[Begin DATA FOR THIS TASK]

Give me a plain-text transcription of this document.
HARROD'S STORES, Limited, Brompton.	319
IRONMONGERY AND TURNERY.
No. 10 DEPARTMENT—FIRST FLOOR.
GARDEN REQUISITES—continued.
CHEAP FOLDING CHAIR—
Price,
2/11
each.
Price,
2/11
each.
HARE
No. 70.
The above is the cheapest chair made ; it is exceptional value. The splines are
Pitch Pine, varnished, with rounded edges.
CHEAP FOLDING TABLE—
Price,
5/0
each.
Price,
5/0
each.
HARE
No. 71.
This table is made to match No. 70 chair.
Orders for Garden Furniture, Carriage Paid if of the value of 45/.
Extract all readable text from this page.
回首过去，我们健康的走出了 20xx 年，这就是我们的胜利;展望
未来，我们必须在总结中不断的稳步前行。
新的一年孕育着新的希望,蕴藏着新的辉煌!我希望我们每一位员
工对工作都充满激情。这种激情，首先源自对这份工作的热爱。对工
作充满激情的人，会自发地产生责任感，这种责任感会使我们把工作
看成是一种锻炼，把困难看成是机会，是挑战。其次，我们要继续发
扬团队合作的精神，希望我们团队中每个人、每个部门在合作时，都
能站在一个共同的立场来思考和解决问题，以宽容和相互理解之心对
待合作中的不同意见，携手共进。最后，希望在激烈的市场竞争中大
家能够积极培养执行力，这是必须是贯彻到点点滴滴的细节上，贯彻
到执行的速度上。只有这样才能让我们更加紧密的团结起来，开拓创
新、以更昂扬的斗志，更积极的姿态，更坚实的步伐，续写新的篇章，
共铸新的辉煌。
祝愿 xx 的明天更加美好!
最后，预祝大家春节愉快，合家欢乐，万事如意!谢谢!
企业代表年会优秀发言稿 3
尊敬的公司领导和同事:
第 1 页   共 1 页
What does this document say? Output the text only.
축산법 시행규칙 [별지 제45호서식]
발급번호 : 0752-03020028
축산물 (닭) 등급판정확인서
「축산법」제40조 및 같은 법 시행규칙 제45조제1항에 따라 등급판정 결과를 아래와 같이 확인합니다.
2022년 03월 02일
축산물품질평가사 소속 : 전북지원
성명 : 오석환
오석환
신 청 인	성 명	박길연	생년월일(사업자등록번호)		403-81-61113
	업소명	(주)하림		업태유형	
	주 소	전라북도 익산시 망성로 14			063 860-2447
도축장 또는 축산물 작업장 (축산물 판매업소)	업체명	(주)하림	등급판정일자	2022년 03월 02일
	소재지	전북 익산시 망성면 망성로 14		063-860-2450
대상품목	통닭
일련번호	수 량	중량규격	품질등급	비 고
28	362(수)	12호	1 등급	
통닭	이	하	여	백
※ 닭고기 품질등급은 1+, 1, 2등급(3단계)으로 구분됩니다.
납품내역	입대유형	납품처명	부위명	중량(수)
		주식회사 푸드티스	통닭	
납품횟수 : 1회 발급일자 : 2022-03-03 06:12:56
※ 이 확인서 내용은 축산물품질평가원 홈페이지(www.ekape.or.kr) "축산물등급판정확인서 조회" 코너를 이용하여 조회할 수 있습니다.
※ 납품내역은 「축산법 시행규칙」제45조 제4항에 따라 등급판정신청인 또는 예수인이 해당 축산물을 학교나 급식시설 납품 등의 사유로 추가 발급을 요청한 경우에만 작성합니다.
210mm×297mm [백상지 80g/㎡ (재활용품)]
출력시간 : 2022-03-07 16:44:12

[End DATA FOR THIS TASK]

- PROMPT -
Look through the data and show every line containing "document".

- EXERCISE RESULT -
Give me a plain-text transcription of this document.
What does this document say? Output the text only.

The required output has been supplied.